**Provided data:**

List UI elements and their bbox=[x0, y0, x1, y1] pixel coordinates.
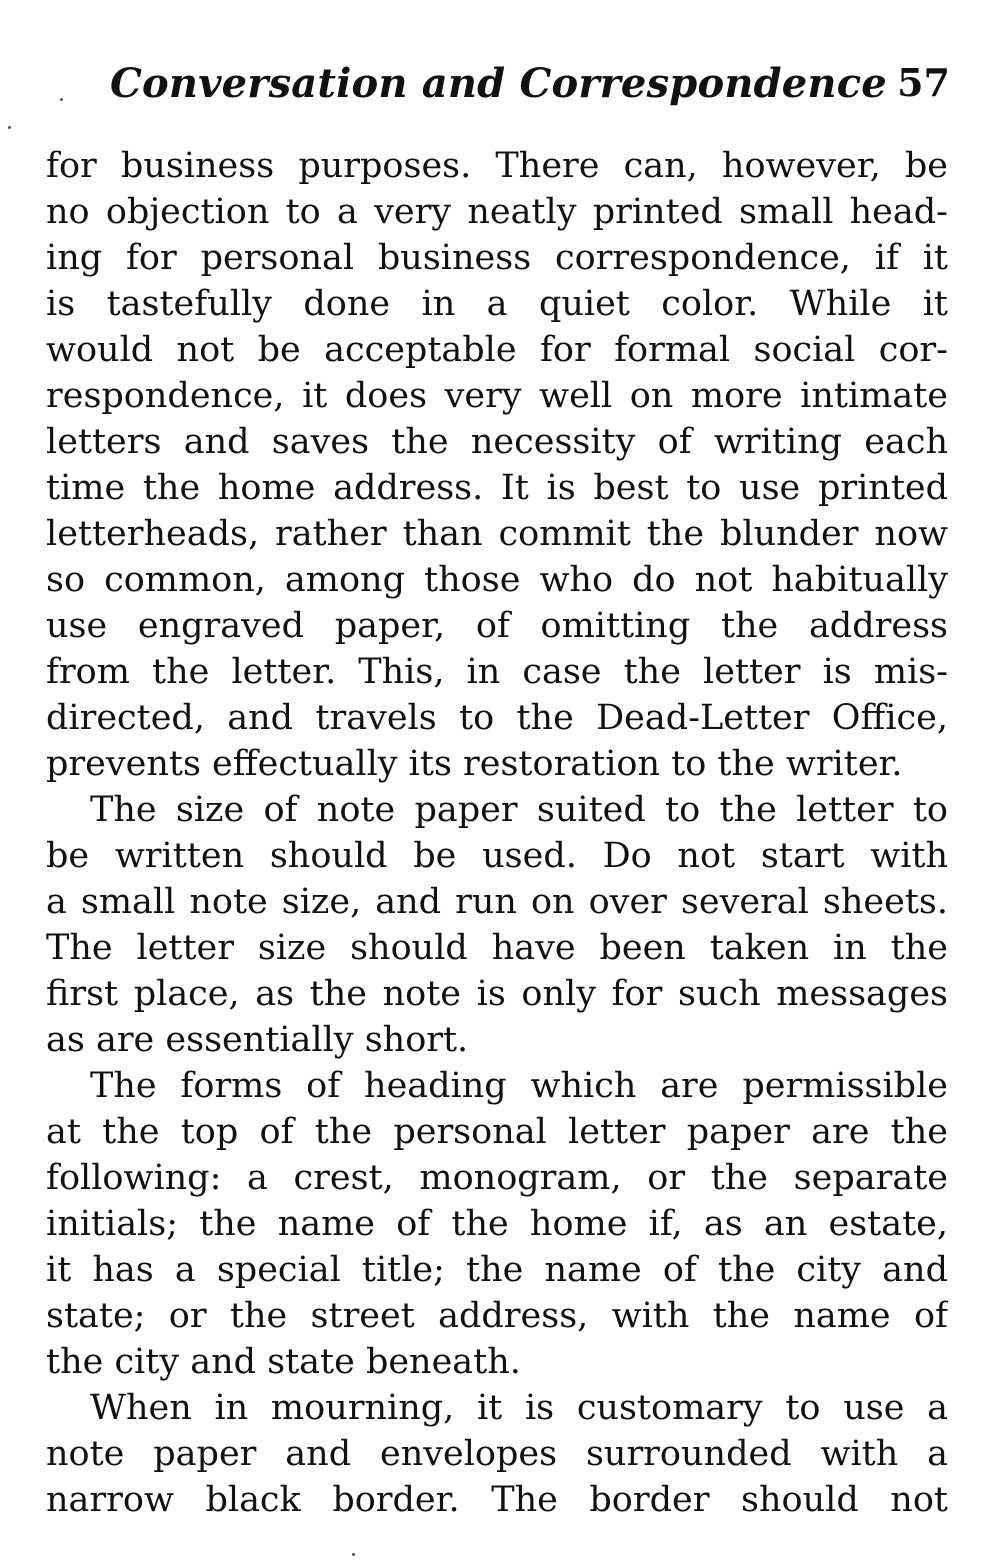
text-line: for business purposes. There can, however, be bbox=[46, 146, 948, 186]
body-text bbox=[46, 143, 948, 1523]
text-line: The letter size should have been taken in the bbox=[46, 928, 948, 968]
text-line: use engraved paper, of omitting the address bbox=[46, 606, 948, 646]
text-line: is tastefully done in a quiet color. While it bbox=[46, 284, 948, 324]
paragraph-first-line: When in mourning, it is customary to use a bbox=[90, 1388, 948, 1428]
text-line: so common, among those who do not habitually bbox=[46, 560, 948, 600]
scan-speck bbox=[8, 126, 11, 129]
text-line: no objection to a very neatly printed small head- bbox=[46, 192, 948, 232]
page-number: 57 bbox=[897, 60, 950, 105]
text-line: note paper and envelopes surrounded with a bbox=[46, 1434, 948, 1474]
text-line: prevents effectually its restoration to the writer. bbox=[46, 744, 903, 784]
paragraph-first-line: The forms of heading which are permissible bbox=[90, 1066, 948, 1106]
text-line: respondence, it does very well on more intimate bbox=[46, 376, 948, 416]
text-line: ing for personal business correspondence, if it bbox=[46, 238, 948, 278]
text-line: letterheads, rather than commit the blunder now bbox=[46, 514, 948, 554]
text-line: be written should be used. Do not start with bbox=[46, 836, 948, 876]
text-line: directed, and travels to the Dead-Letter Office, bbox=[46, 698, 948, 738]
text-line: from the letter. This, in case the letter is mis- bbox=[46, 652, 948, 692]
paragraph-first-line: The size of note paper suited to the letter to bbox=[90, 790, 948, 830]
scan-speck bbox=[60, 98, 63, 101]
text-line: following: a crest, monogram, or the separate bbox=[46, 1158, 948, 1198]
text-line: the city and state beneath. bbox=[46, 1342, 521, 1382]
text-line: would not be acceptable for formal social cor- bbox=[46, 330, 948, 370]
text-line: at the top of the personal letter paper are the bbox=[46, 1112, 948, 1152]
running-head bbox=[110, 60, 950, 120]
text-line: first place, as the note is only for such messages bbox=[46, 974, 948, 1014]
text-line: letters and saves the necessity of writing each bbox=[46, 422, 948, 462]
scan-speck bbox=[352, 1553, 355, 1556]
text-line: time the home address. It is best to use printed bbox=[46, 468, 948, 508]
running-title: Conversation and Correspondence bbox=[110, 60, 887, 107]
text-line: narrow black border. The border should not bbox=[46, 1480, 948, 1520]
text-line: initials; the name of the home if, as an estate, bbox=[46, 1204, 948, 1244]
text-line: a small note size, and run on over several sheets. bbox=[46, 882, 948, 922]
text-line: state; or the street address, with the name of bbox=[46, 1296, 948, 1336]
text-line: as are essentially short. bbox=[46, 1020, 469, 1060]
text-line: it has a special title; the name of the city and bbox=[46, 1250, 948, 1290]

**What the task requires:**
Convert the lines of the data above into a JSON list of strings with one string per line, omitting blank lines and the picture.

**Complete answer:**
[
  "List UI elements and their bbox=[x0, y0, x1, y1] pixel coordinates.",
  "text-line: for business purposes. There can, however, be bbox=[46, 146, 948, 186]",
  "body-text bbox=[46, 143, 948, 1523]",
  "text-line: The letter size should have been taken in the bbox=[46, 928, 948, 968]",
  "text-line: use engraved paper, of omitting the address bbox=[46, 606, 948, 646]",
  "text-line: is tastefully done in a quiet color. While it bbox=[46, 284, 948, 324]",
  "paragraph-first-line: When in mourning, it is customary to use a bbox=[90, 1388, 948, 1428]",
  "text-line: so common, among those who do not habitually bbox=[46, 560, 948, 600]",
  "scan-speck bbox=[8, 126, 11, 129]",
  "text-line: no objection to a very neatly printed small head- bbox=[46, 192, 948, 232]",
  "page-number: 57 bbox=[897, 60, 950, 105]",
  "text-line: note paper and envelopes surrounded with a bbox=[46, 1434, 948, 1474]",
  "text-line: prevents effectually its restoration to the writer. bbox=[46, 744, 903, 784]",
  "paragraph-first-line: The forms of heading which are permissible bbox=[90, 1066, 948, 1106]",
  "text-line: respondence, it does very well on more intimate bbox=[46, 376, 948, 416]",
  "text-line: ing for personal business correspondence, if it bbox=[46, 238, 948, 278]",
  "text-line: letterheads, rather than commit the blunder now bbox=[46, 514, 948, 554]",
  "text-line: be written should be used. Do not start with bbox=[46, 836, 948, 876]",
  "text-line: directed, and travels to the Dead-Letter Office, bbox=[46, 698, 948, 738]",
  "text-line: from the letter. This, in case the letter is mis- bbox=[46, 652, 948, 692]",
  "paragraph-first-line: The size of note paper suited to the letter to bbox=[90, 790, 948, 830]",
  "scan-speck bbox=[60, 98, 63, 101]",
  "text-line: following: a crest, monogram, or the separate bbox=[46, 1158, 948, 1198]",
  "text-line: the city and state beneath. bbox=[46, 1342, 521, 1382]",
  "text-line: would not be acceptable for formal social cor- bbox=[46, 330, 948, 370]",
  "text-line: at the top of the personal letter paper are the bbox=[46, 1112, 948, 1152]",
  "running-head bbox=[110, 60, 950, 120]",
  "text-line: first place, as the note is only for such messages bbox=[46, 974, 948, 1014]",
  "text-line: letters and saves the necessity of writing each bbox=[46, 422, 948, 462]",
  "scan-speck bbox=[352, 1553, 355, 1556]",
  "text-line: time the home address. It is best to use printed bbox=[46, 468, 948, 508]",
  "running-title: Conversation and Correspondence bbox=[110, 60, 887, 107]",
  "text-line: narrow black border. The border should not bbox=[46, 1480, 948, 1520]",
  "text-line: initials; the name of the home if, as an estate, bbox=[46, 1204, 948, 1244]",
  "text-line: a small note size, and run on over several sheets. bbox=[46, 882, 948, 922]",
  "text-line: state; or the street address, with the name of bbox=[46, 1296, 948, 1336]",
  "text-line: as are essentially short. bbox=[46, 1020, 469, 1060]",
  "text-line: it has a special title; the name of the city and bbox=[46, 1250, 948, 1290]"
]